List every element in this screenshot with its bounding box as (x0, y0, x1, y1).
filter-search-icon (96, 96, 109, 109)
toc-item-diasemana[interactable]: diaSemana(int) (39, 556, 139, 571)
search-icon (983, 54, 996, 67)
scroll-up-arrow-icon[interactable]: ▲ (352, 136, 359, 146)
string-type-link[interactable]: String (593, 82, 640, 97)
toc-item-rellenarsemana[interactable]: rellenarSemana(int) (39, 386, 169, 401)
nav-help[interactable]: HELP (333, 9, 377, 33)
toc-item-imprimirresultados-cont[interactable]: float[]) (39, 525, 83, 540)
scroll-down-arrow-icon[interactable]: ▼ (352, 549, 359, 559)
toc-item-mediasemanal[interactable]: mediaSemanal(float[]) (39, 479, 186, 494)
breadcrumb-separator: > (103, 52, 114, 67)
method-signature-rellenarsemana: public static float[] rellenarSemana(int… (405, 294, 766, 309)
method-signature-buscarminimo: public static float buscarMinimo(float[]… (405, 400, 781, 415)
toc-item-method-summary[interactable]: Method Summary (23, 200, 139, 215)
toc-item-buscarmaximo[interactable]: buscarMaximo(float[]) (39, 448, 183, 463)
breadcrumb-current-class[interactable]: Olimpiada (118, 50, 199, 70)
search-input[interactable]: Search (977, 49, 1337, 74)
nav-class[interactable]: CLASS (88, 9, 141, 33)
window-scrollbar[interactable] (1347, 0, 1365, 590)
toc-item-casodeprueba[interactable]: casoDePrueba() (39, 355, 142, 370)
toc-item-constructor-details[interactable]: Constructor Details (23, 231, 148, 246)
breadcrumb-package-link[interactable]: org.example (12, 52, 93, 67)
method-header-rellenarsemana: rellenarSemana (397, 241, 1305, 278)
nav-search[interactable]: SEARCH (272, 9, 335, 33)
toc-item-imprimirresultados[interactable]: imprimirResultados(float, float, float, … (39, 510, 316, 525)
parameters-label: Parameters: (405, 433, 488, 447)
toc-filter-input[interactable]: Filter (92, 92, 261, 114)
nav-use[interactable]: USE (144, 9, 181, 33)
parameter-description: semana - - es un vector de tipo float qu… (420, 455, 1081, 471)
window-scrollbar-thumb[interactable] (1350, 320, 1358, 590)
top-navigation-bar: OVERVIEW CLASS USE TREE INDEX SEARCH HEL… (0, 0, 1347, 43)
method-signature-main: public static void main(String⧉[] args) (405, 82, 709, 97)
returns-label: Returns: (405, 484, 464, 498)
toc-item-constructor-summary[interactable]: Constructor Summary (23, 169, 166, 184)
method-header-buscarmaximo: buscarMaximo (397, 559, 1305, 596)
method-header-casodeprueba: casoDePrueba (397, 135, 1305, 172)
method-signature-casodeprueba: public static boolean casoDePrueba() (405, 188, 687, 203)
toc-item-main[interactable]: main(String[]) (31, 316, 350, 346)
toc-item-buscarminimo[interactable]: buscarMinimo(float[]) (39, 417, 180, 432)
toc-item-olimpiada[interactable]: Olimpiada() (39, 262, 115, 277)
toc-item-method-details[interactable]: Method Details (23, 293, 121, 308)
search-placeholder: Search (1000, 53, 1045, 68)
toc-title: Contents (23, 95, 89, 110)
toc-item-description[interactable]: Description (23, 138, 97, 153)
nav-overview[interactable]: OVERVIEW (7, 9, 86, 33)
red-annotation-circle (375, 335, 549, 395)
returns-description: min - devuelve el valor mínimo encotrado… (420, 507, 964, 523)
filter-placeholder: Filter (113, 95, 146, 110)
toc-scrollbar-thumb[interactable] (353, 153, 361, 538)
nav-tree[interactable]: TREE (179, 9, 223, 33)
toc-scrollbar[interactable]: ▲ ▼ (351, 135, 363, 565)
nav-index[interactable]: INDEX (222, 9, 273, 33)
□ □ □ □
→ Directions for this task
Copy the records from their first line through the line containing "top-navigation-bar: OVERVIEW CLASS", with both ends included. In that copy, substitute "breadcrumb-active-class" for "breadcrumb-current-class" and leave everything else unchanged.

→ Written response
List every element in this screenshot with its bounding box as (x0, y0, x1, y1).
filter-search-icon (96, 96, 109, 109)
toc-item-diasemana[interactable]: diaSemana(int) (39, 556, 139, 571)
search-icon (983, 54, 996, 67)
scroll-up-arrow-icon[interactable]: ▲ (352, 136, 359, 146)
string-type-link[interactable]: String (593, 82, 640, 97)
toc-item-rellenarsemana[interactable]: rellenarSemana(int) (39, 386, 169, 401)
nav-help[interactable]: HELP (333, 9, 377, 33)
toc-item-imprimirresultados-cont[interactable]: float[]) (39, 525, 83, 540)
scroll-down-arrow-icon[interactable]: ▼ (352, 549, 359, 559)
toc-item-mediasemanal[interactable]: mediaSemanal(float[]) (39, 479, 186, 494)
breadcrumb-separator: > (103, 52, 114, 67)
method-signature-rellenarsemana: public static float[] rellenarSemana(int… (405, 294, 766, 309)
method-signature-buscarminimo: public static float buscarMinimo(float[]… (405, 400, 781, 415)
toc-item-method-summary[interactable]: Method Summary (23, 200, 139, 215)
toc-item-buscarmaximo[interactable]: buscarMaximo(float[]) (39, 448, 183, 463)
breadcrumb-active-class[interactable]: Olimpiada (118, 50, 199, 70)
search-input[interactable]: Search (977, 49, 1337, 74)
nav-class[interactable]: CLASS (88, 9, 141, 33)
window-scrollbar[interactable] (1347, 0, 1365, 590)
toc-item-casodeprueba[interactable]: casoDePrueba() (39, 355, 142, 370)
toc-item-constructor-details[interactable]: Constructor Details (23, 231, 148, 246)
breadcrumb-package-link[interactable]: org.example (12, 52, 93, 67)
method-header-rellenarsemana: rellenarSemana (397, 241, 1305, 278)
nav-search[interactable]: SEARCH (272, 9, 335, 33)
toc-item-imprimirresultados[interactable]: imprimirResultados(float, float, float, … (39, 510, 316, 525)
parameters-label: Parameters: (405, 433, 488, 447)
toc-filter-input[interactable]: Filter (92, 92, 261, 114)
nav-use[interactable]: USE (144, 9, 181, 33)
parameter-description: semana - - es un vector de tipo float qu… (420, 455, 1081, 471)
window-scrollbar-thumb[interactable] (1350, 320, 1358, 590)
top-navigation-bar: OVERVIEW CLASS USE TREE INDEX SEARCH HEL… (0, 0, 1347, 43)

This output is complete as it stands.